TASK TO COMPLETE:
Each line of the material below that holds the word "JSON" needs to be copied.

INPUT:

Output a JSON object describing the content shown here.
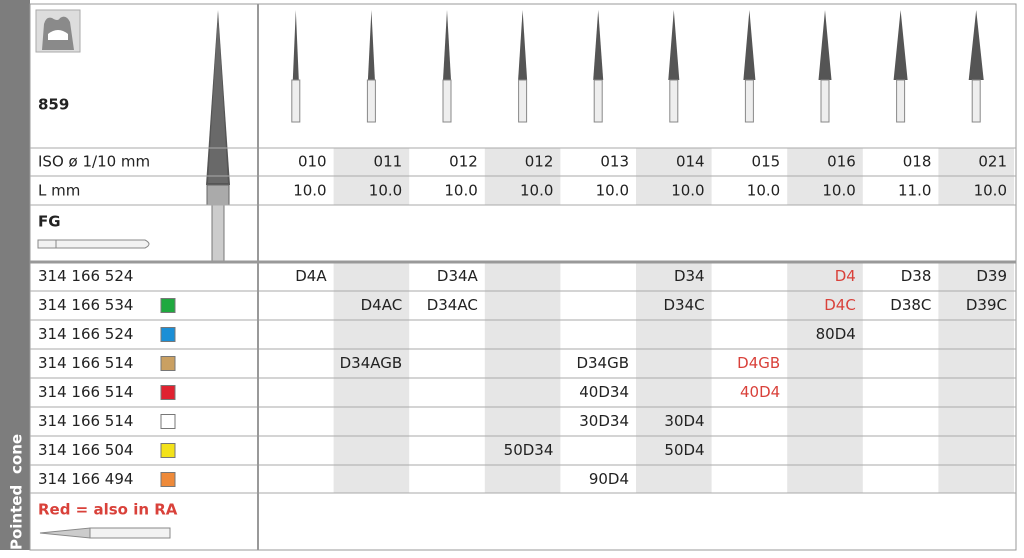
{
  "side_label": [
    "Pointed",
    "cone"
  ],
  "product": "859",
  "iso_label": "ISO ø 1/10 mm",
  "length_label": "L mm",
  "shank": "FG",
  "legend_note": "Red = also in RA",
  "sizes": [
    "010",
    "011",
    "012",
    "012",
    "013",
    "014",
    "015",
    "016",
    "018",
    "021"
  ],
  "lengths": [
    "10.0",
    "10.0",
    "10.0",
    "10.0",
    "10.0",
    "10.0",
    "10.0",
    "10.0",
    "11.0",
    "10.0"
  ],
  "rows": [
    {
      "code": "314 166 524",
      "color": null,
      "cells": [
        "D4A",
        null,
        "D34A",
        null,
        null,
        "D34",
        null,
        "D4",
        "D38",
        "D39"
      ],
      "red_cells": [
        7
      ]
    },
    {
      "code": "314 166 534",
      "color": "#1fa93f",
      "cells": [
        null,
        "D4AC",
        "D34AC",
        null,
        null,
        "D34C",
        null,
        "D4C",
        "D38C",
        "D39C"
      ],
      "red_cells": [
        7
      ]
    },
    {
      "code": "314 166 524",
      "color": "#1b8fd6",
      "cells": [
        null,
        null,
        null,
        null,
        null,
        null,
        null,
        "80D4",
        null,
        null
      ],
      "red_cells": []
    },
    {
      "code": "314 166 514",
      "color": "#caa062",
      "cells": [
        null,
        "D34AGB",
        null,
        null,
        "D34GB",
        null,
        "D4GB",
        null,
        null,
        null
      ],
      "red_cells": [
        6
      ]
    },
    {
      "code": "314 166 514",
      "color": "#e02230",
      "cells": [
        null,
        null,
        null,
        null,
        "40D34",
        null,
        "40D4",
        null,
        null,
        null
      ],
      "red_cells": [
        6
      ]
    },
    {
      "code": "314 166 514",
      "color": "#ffffff",
      "cells": [
        null,
        null,
        null,
        null,
        "30D34",
        "30D4",
        null,
        null,
        null,
        null
      ],
      "red_cells": []
    },
    {
      "code": "314 166 504",
      "color": "#f3e21a",
      "cells": [
        null,
        null,
        null,
        "50D34",
        null,
        "50D4",
        null,
        null,
        null,
        null
      ],
      "red_cells": []
    },
    {
      "code": "314 166 494",
      "color": "#ee8a3a",
      "cells": [
        null,
        null,
        null,
        null,
        "90D4",
        null,
        null,
        null,
        null,
        null
      ],
      "red_cells": []
    }
  ]
}
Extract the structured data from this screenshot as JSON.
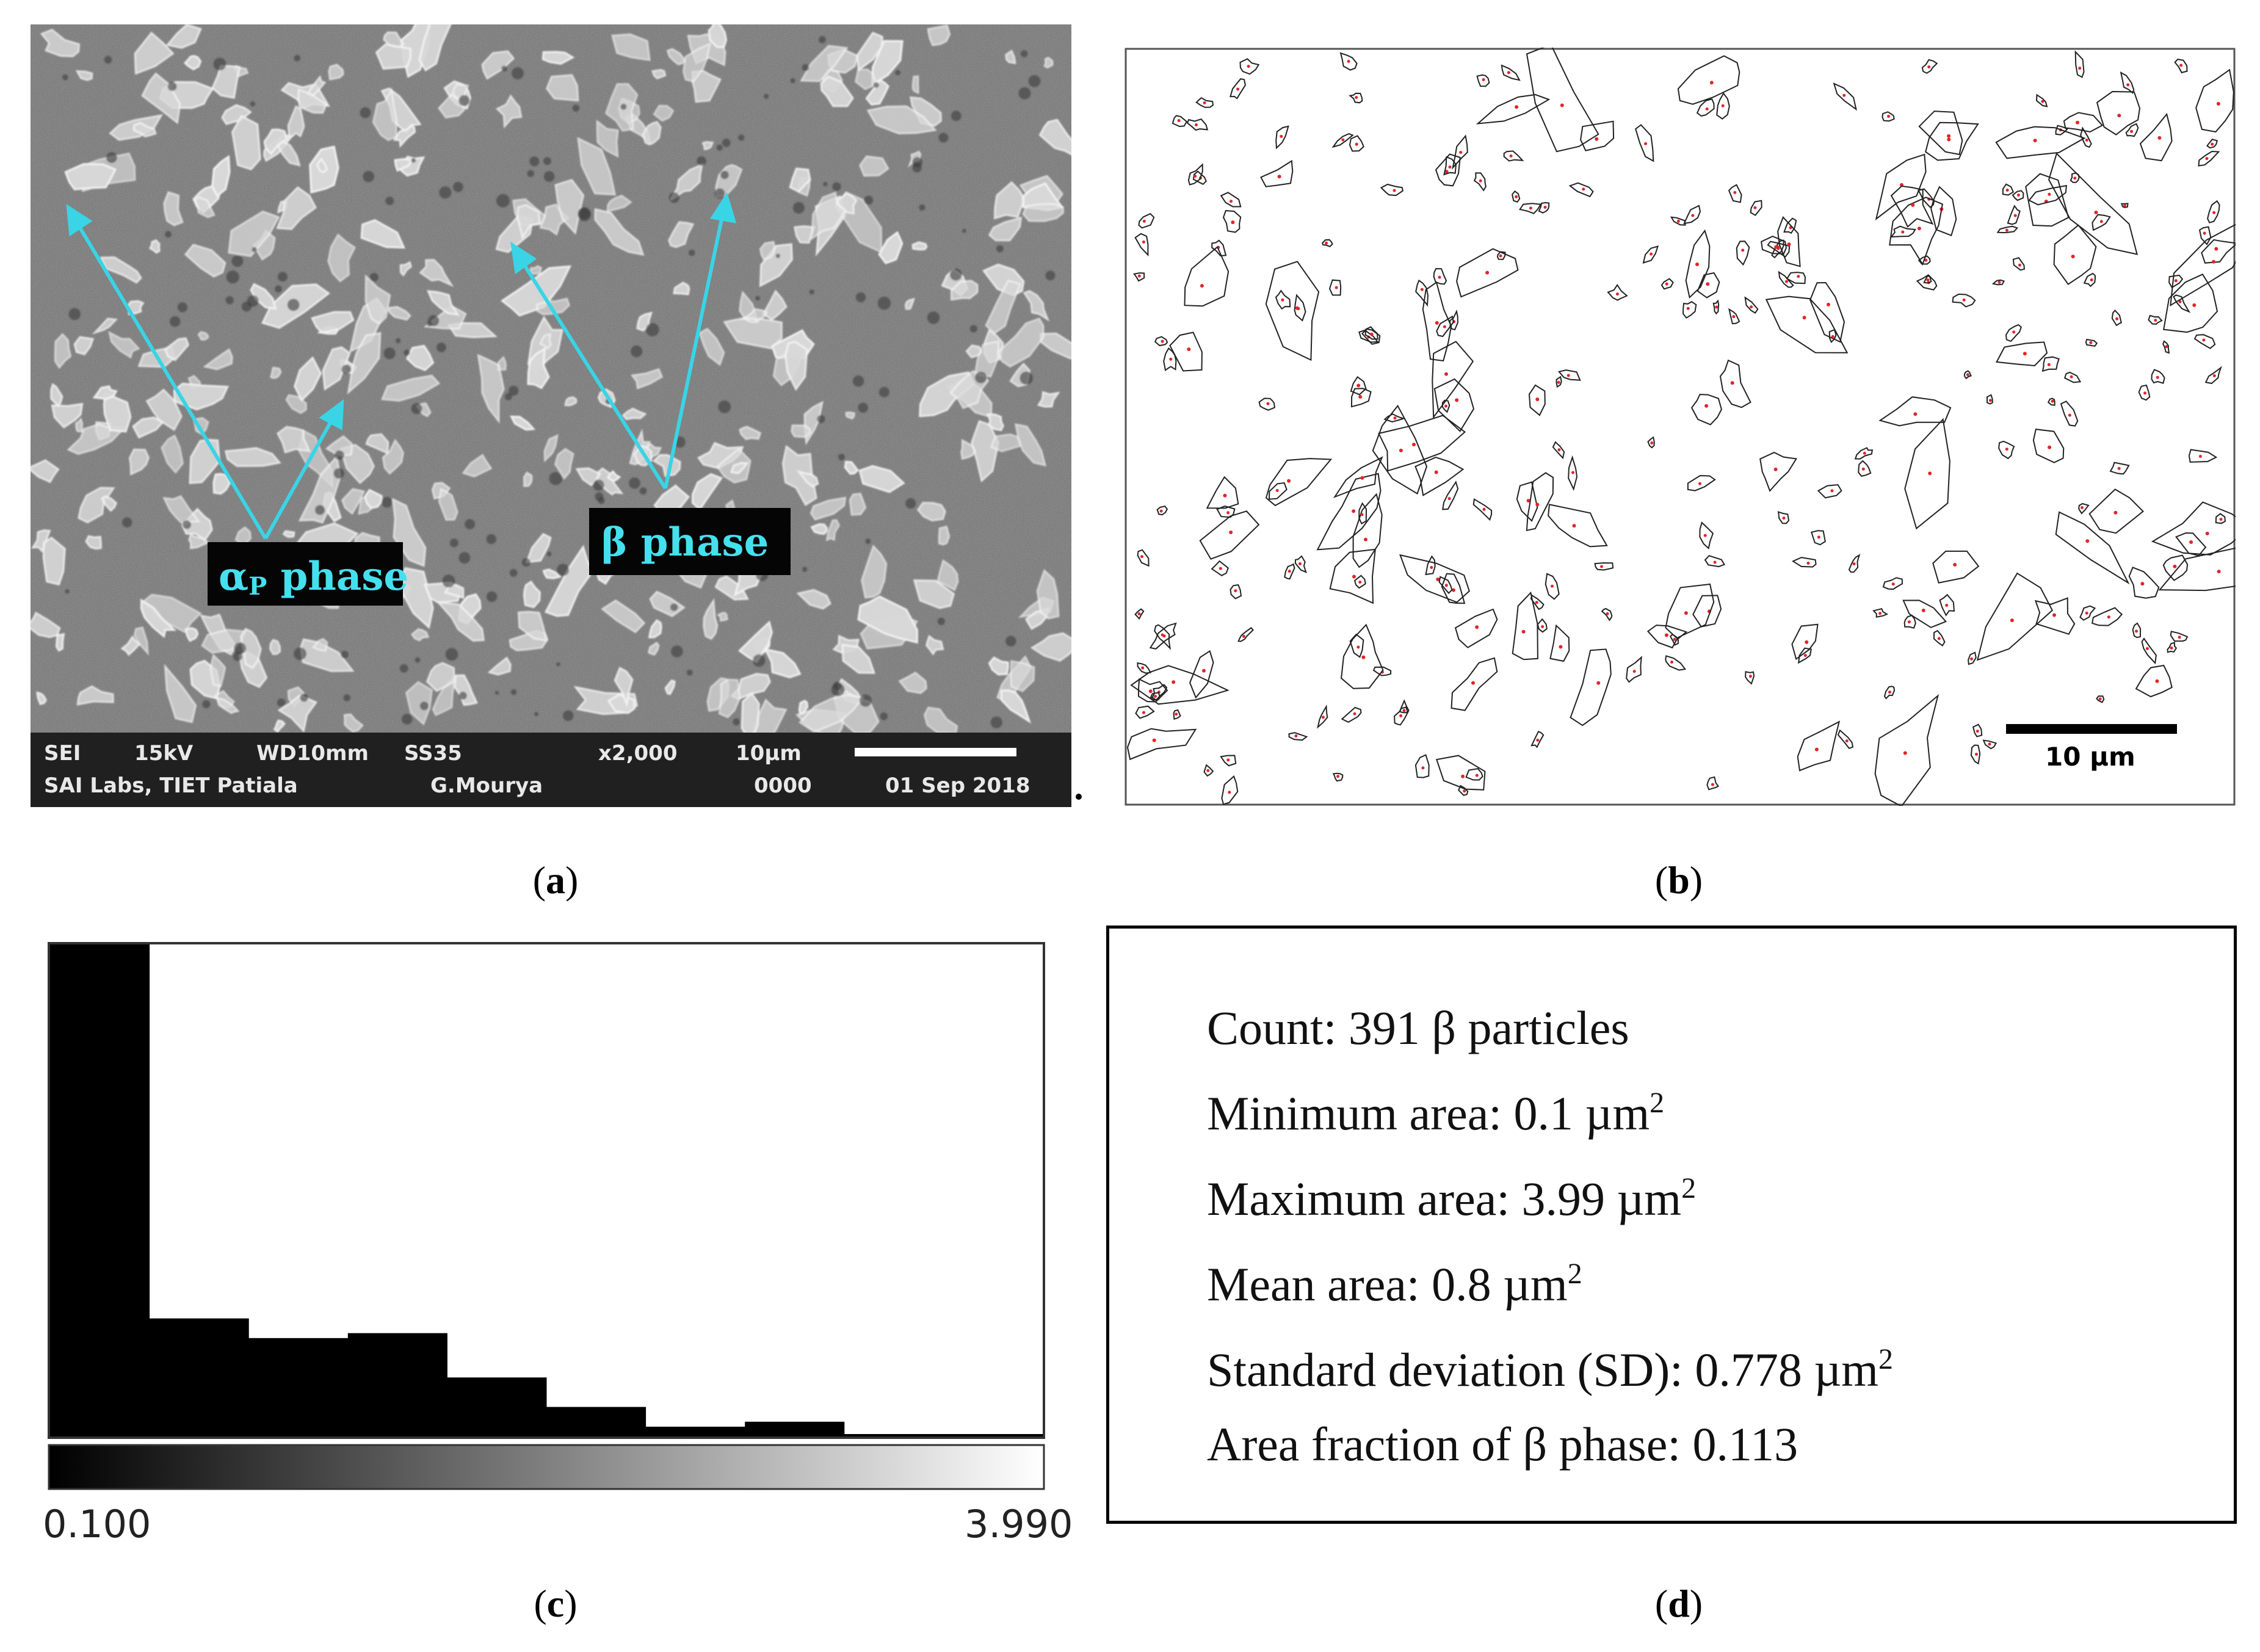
{
  "panel_a": {
    "label_alpha": "α",
    "label_alpha_sub": "P",
    "label_alpha_rest": " phase",
    "label_beta": "β phase",
    "footer": {
      "row1": [
        "SEI",
        "15kV",
        "WD10mm",
        "SS35",
        "x2,000",
        "10µm"
      ],
      "row2": [
        "SAI Labs, TIET Patiala",
        "G.Mourya",
        "0000",
        "01 Sep 2018"
      ]
    },
    "colors": {
      "arrow": "#39d4e6",
      "label_text": "#45e0ee",
      "label_bg": "#050505"
    }
  },
  "panel_b": {
    "scale_label": "10 µm",
    "colors": {
      "outline": "#222222",
      "numbers": "#e0262a"
    }
  },
  "panel_c": {
    "chart_data": {
      "type": "bar",
      "title": "",
      "xlabel": "",
      "ylabel": "",
      "x_min_label": "0.100",
      "x_max_label": "3.990",
      "xlim": [
        0.1,
        3.99
      ],
      "bins": 10,
      "values": [
        1.0,
        0.24,
        0.2,
        0.21,
        0.12,
        0.06,
        0.02,
        0.03,
        0.005,
        0.005
      ],
      "values_note_scale": "relative frequency, normalized to tallest bin",
      "color": "#000000"
    }
  },
  "panel_d": {
    "lines": [
      {
        "text": "Count: 391 β particles",
        "sup": ""
      },
      {
        "text": "Minimum area: 0.1 µm",
        "sup": "2"
      },
      {
        "text": "Maximum area: 3.99 µm",
        "sup": "2"
      },
      {
        "text": "Mean area: 0.8 µm",
        "sup": "2"
      },
      {
        "text": "Standard deviation (SD): 0.778 µm",
        "sup": "2"
      },
      {
        "text": "Area fraction of β phase: 0.113",
        "sup": ""
      }
    ]
  },
  "captions": {
    "a": "a",
    "b": "b",
    "c": "c",
    "d": "d"
  }
}
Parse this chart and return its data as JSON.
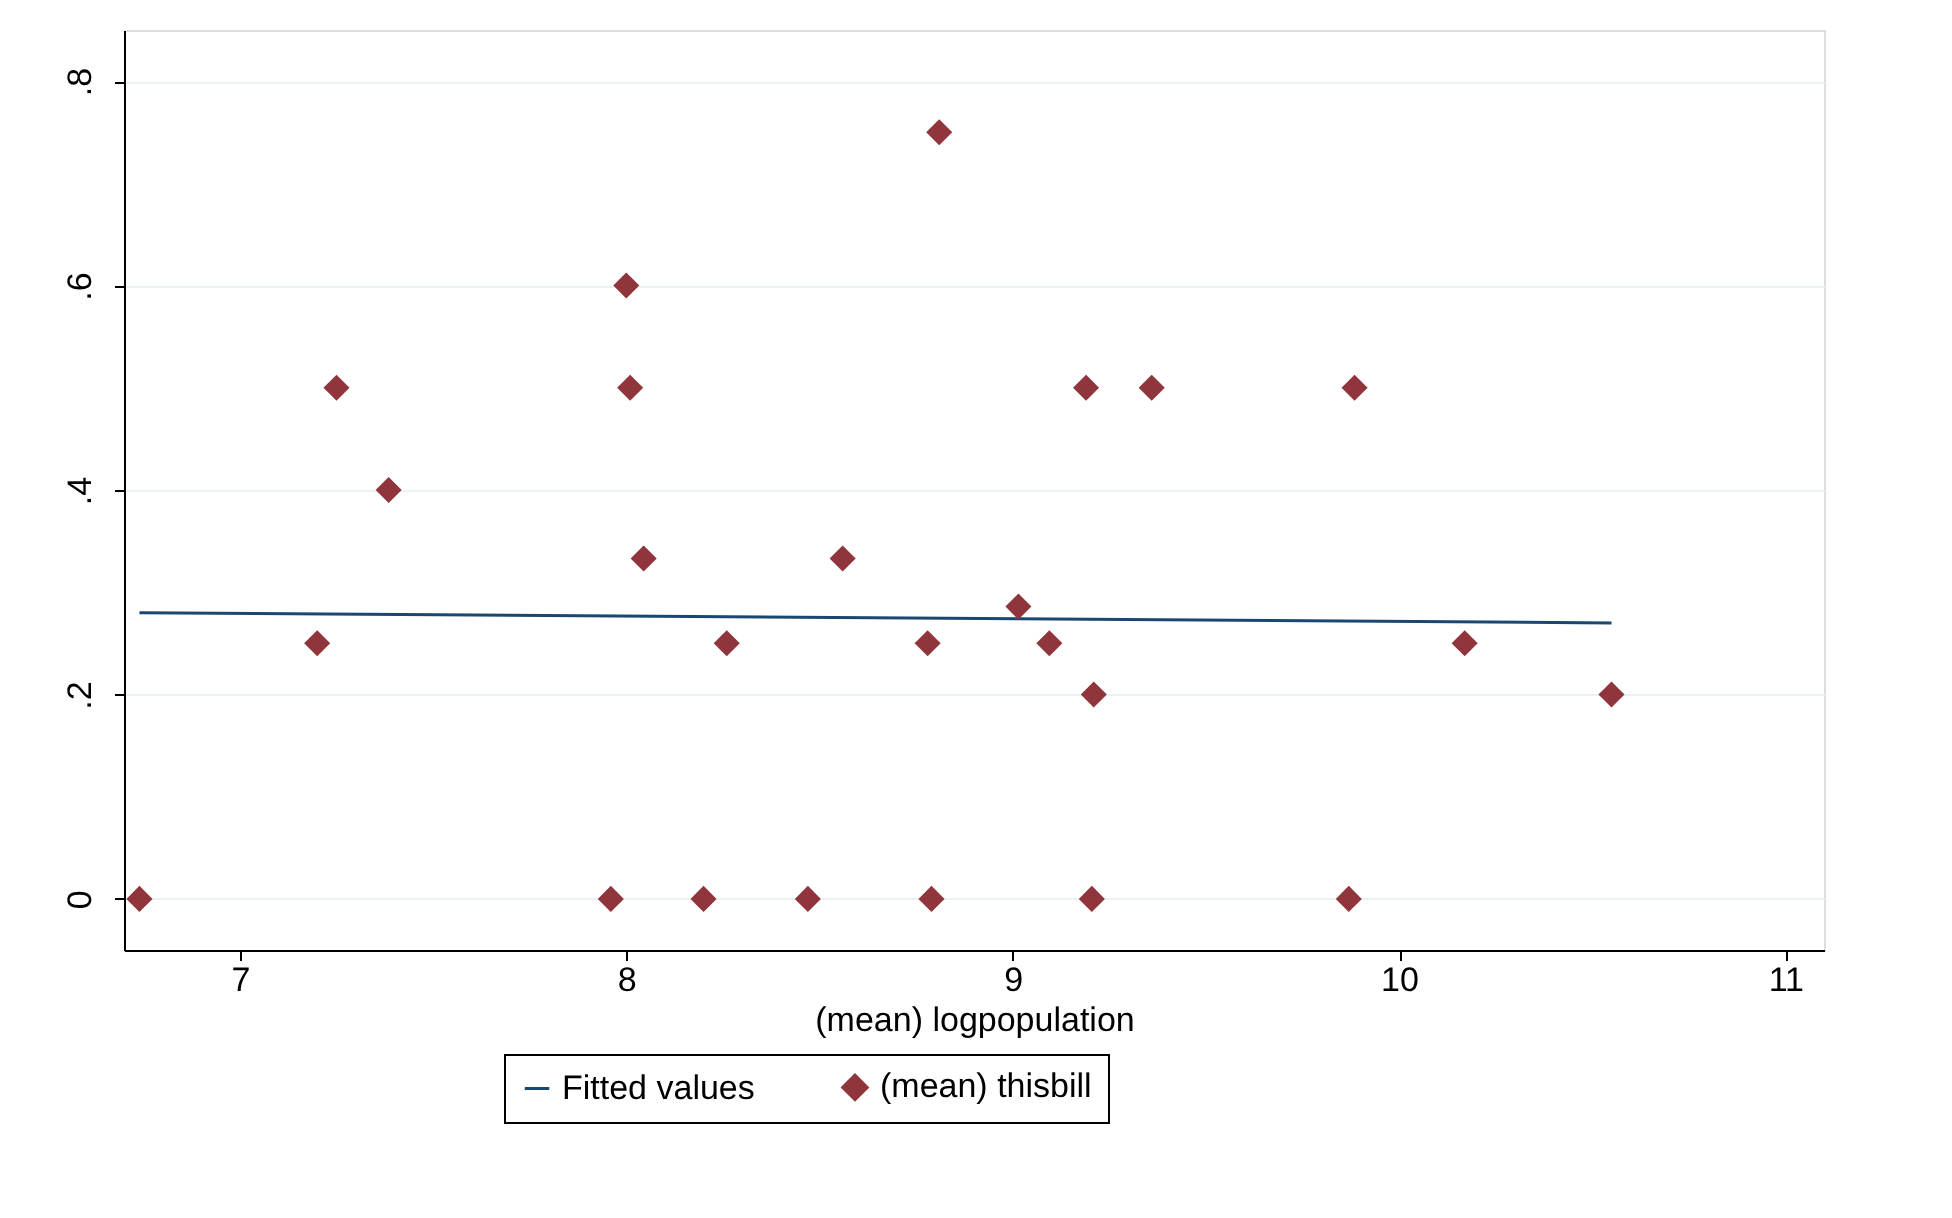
{
  "chart_data": {
    "type": "scatter",
    "xlabel": "(mean) logpopulation",
    "xlim": [
      6.7,
      11.1
    ],
    "ylim": [
      -0.05,
      0.85
    ],
    "xticks": [
      7,
      8,
      9,
      10,
      11
    ],
    "yticks": [
      0,
      {
        "value": 0.2,
        "label": ".2"
      },
      {
        "value": 0.4,
        "label": ".4"
      },
      {
        "value": 0.6,
        "label": ".6"
      },
      {
        "value": 0.8,
        "label": ".8"
      }
    ],
    "grid": "y",
    "legend": "bottom",
    "series": [
      {
        "name": "Fitted values",
        "type": "line",
        "marker": "none",
        "line_style": "solid",
        "color": "#1a476f",
        "x": [
          6.74,
          10.55
        ],
        "values": [
          0.28,
          0.27
        ]
      },
      {
        "name": "(mean) thisbill",
        "type": "scatter",
        "marker": "diamond",
        "color": "#90353b",
        "x": [
          6.74,
          7.2,
          7.25,
          7.385,
          7.96,
          8.0,
          8.01,
          8.045,
          8.2,
          8.26,
          8.47,
          8.56,
          8.78,
          8.79,
          8.81,
          9.015,
          9.095,
          9.19,
          9.21,
          9.205,
          9.36,
          9.87,
          9.885,
          10.17,
          10.55
        ],
        "values": [
          0,
          0.25,
          0.5,
          0.4,
          0,
          0.6,
          0.5,
          0.333,
          0,
          0.25,
          0,
          0.333,
          0.25,
          0,
          0.75,
          0.286,
          0.25,
          0.5,
          0.2,
          0,
          0.5,
          0,
          0.5,
          0.25,
          0.2
        ]
      }
    ]
  }
}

COMPLETE RESPONSE:
Output a JSON object describing the content shown here.
Extract the structured data from this screenshot as JSON.
Parse this chart and return its data as JSON.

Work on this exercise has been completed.